Work required: Give the number of lines that contain the string "vreme", please, and nothing else.

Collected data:

>>>

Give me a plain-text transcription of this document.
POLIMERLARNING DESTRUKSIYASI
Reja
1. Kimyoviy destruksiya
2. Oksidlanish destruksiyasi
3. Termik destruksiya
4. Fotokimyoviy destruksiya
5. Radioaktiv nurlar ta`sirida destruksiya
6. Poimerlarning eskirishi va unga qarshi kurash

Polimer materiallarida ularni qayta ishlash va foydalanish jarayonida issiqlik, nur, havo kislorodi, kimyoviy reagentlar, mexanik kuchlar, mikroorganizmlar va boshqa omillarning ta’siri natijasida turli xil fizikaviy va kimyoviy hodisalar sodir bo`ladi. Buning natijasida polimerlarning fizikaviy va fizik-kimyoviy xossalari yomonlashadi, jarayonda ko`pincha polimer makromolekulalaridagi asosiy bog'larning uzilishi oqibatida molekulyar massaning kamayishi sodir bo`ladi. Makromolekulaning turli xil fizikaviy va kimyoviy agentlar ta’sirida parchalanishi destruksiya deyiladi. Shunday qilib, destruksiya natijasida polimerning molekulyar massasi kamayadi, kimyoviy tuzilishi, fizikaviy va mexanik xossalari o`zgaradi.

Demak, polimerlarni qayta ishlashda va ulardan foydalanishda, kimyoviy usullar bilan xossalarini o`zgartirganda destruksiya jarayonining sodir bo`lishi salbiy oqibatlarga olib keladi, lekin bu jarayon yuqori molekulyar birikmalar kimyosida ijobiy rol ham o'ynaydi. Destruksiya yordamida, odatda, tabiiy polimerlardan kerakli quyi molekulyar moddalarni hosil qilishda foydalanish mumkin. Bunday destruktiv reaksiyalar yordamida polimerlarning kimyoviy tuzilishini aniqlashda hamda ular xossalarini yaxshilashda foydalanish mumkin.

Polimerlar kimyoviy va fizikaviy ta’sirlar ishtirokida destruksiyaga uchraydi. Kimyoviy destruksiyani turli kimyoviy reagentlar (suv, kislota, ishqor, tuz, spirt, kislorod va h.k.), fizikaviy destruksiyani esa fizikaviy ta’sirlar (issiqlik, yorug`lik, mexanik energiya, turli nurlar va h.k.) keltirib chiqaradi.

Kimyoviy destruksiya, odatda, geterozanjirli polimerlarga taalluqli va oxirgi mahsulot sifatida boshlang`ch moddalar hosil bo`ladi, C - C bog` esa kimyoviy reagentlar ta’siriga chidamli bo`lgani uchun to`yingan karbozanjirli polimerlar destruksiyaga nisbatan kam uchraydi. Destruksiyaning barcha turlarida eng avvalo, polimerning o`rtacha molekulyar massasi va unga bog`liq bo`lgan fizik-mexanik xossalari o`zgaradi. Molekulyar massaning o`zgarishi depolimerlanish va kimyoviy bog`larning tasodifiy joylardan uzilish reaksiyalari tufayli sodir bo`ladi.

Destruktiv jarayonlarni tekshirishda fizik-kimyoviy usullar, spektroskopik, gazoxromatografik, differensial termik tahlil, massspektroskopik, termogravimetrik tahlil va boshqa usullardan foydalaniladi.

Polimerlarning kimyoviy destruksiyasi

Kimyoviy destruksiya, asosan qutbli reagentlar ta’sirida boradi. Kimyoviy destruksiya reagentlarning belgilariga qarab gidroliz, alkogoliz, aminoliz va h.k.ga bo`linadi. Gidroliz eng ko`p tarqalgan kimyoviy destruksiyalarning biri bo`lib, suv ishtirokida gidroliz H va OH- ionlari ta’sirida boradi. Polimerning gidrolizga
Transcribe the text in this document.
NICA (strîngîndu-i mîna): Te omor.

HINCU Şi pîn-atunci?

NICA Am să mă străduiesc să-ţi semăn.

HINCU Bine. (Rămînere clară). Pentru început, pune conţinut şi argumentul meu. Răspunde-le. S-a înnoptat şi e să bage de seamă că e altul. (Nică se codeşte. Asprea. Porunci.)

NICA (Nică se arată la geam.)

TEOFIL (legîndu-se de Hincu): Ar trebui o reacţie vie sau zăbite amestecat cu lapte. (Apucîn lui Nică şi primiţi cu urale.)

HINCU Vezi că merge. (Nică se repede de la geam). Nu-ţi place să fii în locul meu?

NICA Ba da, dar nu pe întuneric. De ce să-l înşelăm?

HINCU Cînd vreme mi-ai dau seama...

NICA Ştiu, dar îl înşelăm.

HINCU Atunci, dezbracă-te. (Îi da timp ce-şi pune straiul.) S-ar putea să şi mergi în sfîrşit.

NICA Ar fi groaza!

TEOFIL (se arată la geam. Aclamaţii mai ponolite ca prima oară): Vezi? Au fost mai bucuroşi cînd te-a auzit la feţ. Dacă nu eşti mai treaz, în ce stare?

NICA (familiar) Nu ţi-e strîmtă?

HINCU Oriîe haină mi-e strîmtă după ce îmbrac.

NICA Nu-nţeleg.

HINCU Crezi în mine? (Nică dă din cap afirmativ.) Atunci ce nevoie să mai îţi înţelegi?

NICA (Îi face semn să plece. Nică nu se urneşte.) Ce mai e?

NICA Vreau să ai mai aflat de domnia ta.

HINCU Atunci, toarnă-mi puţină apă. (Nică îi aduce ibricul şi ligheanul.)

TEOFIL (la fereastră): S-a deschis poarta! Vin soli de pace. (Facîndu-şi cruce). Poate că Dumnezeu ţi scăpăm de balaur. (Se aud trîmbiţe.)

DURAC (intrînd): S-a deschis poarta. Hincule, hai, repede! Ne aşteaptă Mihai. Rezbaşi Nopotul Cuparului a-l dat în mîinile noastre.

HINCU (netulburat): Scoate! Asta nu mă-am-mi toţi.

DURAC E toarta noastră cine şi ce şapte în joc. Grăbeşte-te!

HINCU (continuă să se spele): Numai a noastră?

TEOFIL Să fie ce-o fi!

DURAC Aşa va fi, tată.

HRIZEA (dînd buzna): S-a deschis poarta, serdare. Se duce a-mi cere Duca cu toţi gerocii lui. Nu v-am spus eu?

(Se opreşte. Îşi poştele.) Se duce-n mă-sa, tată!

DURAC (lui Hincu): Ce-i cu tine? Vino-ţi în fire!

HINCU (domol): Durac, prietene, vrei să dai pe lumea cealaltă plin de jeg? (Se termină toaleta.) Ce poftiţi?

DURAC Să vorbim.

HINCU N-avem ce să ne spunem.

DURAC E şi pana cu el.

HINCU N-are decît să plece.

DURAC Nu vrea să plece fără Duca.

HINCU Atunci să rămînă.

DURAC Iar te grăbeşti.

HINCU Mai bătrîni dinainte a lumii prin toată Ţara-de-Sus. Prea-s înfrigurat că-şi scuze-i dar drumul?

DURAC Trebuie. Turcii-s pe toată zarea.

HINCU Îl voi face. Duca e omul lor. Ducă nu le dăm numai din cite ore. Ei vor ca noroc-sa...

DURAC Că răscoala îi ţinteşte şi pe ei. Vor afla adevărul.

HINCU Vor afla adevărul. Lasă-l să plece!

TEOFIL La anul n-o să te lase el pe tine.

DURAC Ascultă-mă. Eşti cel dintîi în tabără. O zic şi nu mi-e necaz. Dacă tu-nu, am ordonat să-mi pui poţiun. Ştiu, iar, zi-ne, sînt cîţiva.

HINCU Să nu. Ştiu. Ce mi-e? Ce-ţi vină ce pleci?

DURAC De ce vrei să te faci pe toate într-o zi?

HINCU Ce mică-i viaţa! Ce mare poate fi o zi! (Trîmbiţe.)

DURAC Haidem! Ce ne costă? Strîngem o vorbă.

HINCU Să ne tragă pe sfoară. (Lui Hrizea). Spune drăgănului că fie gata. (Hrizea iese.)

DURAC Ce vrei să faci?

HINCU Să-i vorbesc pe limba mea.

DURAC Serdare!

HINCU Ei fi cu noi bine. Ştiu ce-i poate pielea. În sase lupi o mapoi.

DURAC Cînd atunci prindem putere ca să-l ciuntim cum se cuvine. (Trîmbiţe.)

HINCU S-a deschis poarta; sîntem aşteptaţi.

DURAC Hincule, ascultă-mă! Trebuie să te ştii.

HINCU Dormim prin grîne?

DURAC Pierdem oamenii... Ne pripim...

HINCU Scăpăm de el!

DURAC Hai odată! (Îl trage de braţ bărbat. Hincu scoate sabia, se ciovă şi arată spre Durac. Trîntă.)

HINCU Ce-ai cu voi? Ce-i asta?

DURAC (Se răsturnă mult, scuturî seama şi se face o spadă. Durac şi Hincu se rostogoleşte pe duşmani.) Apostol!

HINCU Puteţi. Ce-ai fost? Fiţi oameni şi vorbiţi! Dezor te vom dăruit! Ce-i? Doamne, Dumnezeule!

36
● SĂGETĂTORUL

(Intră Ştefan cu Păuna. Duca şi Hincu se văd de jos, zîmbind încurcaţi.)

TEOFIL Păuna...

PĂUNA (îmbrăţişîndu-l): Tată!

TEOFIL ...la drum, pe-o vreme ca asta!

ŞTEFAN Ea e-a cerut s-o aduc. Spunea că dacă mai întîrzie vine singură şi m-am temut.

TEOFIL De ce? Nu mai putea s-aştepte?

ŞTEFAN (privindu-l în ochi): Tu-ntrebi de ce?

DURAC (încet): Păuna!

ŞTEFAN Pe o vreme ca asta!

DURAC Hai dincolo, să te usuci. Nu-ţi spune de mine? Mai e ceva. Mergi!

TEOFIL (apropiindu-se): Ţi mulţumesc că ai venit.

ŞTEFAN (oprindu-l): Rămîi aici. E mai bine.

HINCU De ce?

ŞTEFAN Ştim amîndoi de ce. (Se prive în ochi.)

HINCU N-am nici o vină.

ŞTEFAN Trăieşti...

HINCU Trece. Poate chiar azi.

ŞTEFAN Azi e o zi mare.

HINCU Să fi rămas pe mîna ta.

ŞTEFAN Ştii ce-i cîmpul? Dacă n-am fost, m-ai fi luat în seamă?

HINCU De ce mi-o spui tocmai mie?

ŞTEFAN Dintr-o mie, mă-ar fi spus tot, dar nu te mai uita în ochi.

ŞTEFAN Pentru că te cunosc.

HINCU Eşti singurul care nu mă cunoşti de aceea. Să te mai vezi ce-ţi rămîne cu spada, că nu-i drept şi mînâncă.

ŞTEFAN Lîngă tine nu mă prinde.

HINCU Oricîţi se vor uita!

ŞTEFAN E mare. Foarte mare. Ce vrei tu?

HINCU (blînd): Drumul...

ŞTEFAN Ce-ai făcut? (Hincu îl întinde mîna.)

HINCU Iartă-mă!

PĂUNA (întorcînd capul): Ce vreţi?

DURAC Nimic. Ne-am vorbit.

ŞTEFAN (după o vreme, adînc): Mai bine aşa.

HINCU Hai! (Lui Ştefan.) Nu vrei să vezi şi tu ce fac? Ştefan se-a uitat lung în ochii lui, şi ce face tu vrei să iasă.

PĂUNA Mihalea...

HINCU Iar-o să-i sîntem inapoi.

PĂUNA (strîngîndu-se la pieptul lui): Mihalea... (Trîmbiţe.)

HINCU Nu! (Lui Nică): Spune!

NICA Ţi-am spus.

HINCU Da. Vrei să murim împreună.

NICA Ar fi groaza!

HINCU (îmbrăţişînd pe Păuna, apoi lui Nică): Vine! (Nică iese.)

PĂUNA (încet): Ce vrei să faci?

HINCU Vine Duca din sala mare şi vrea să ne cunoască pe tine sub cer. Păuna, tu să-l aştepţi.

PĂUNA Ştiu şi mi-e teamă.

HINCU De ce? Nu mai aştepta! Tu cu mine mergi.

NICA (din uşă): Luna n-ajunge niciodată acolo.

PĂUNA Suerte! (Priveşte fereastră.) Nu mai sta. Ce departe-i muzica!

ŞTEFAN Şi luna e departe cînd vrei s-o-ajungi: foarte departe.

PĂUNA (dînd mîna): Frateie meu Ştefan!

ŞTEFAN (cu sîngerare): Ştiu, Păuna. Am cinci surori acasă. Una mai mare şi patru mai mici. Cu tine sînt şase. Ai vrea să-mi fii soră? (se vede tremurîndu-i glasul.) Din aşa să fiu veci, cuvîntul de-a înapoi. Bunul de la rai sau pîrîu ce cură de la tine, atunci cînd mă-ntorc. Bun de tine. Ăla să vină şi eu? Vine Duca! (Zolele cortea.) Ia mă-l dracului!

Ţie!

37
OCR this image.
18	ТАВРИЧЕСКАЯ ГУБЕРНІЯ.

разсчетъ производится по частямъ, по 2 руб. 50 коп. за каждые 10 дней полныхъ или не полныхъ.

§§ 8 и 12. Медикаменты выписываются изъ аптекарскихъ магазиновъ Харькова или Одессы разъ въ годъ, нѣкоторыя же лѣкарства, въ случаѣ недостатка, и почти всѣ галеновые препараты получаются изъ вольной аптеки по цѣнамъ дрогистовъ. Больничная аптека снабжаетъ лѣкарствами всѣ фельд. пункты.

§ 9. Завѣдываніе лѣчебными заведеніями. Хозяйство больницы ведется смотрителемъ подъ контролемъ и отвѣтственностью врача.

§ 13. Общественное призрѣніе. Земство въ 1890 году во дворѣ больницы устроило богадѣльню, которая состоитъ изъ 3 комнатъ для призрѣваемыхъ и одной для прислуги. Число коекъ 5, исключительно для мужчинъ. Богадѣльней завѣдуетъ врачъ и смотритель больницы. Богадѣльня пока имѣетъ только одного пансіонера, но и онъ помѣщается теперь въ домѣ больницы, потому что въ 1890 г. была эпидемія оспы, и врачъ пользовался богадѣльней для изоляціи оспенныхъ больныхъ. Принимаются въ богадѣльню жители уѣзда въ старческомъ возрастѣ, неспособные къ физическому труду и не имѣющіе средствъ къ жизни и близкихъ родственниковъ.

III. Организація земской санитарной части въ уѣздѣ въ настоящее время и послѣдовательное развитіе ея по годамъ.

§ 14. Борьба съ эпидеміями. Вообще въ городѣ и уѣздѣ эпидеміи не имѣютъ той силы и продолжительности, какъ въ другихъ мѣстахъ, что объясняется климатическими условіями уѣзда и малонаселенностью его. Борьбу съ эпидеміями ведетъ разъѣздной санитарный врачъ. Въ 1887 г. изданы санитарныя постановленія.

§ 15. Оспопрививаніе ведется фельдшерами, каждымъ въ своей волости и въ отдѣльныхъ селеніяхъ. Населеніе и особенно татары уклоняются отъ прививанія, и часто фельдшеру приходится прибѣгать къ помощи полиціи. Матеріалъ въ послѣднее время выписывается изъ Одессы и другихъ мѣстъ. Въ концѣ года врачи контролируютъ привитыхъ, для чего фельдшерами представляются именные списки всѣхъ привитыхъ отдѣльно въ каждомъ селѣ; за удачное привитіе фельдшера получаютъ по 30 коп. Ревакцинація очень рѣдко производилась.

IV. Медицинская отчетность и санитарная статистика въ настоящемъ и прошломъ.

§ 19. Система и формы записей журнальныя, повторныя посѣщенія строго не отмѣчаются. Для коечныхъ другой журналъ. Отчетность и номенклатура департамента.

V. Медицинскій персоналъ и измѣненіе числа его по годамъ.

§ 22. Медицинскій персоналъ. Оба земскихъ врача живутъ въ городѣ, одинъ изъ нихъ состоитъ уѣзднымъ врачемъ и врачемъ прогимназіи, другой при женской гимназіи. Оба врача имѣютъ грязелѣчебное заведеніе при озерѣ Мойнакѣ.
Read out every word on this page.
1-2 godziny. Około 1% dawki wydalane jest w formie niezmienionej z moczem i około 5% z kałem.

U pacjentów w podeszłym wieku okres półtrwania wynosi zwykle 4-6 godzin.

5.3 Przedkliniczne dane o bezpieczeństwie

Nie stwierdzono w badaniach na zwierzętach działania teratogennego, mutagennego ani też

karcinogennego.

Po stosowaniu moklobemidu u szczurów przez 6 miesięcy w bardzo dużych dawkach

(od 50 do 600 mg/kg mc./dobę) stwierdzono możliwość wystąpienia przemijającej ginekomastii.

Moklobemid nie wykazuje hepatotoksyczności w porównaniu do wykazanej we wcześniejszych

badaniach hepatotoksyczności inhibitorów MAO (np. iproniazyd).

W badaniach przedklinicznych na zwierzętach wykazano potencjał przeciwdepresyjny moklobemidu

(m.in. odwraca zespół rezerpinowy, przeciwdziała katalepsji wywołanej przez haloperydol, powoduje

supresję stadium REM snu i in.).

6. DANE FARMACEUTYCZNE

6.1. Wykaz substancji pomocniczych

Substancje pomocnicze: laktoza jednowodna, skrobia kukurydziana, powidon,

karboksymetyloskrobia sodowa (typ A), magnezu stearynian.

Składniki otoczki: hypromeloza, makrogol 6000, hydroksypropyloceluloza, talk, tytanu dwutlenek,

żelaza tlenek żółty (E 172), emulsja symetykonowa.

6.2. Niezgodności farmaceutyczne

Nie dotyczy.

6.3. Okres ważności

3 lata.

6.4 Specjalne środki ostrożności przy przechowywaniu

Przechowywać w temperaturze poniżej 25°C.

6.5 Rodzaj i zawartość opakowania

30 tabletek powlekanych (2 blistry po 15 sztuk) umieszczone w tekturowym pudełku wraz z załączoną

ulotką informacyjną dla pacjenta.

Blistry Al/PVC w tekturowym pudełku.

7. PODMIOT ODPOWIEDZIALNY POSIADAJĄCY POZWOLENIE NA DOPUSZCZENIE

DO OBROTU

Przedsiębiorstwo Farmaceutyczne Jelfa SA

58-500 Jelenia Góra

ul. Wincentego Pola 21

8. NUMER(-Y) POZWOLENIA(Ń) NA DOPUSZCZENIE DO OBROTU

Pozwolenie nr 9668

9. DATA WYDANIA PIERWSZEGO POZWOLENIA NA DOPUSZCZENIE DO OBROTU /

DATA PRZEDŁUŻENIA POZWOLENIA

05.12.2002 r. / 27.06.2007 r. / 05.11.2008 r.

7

<<<

Solution to this exercise: 4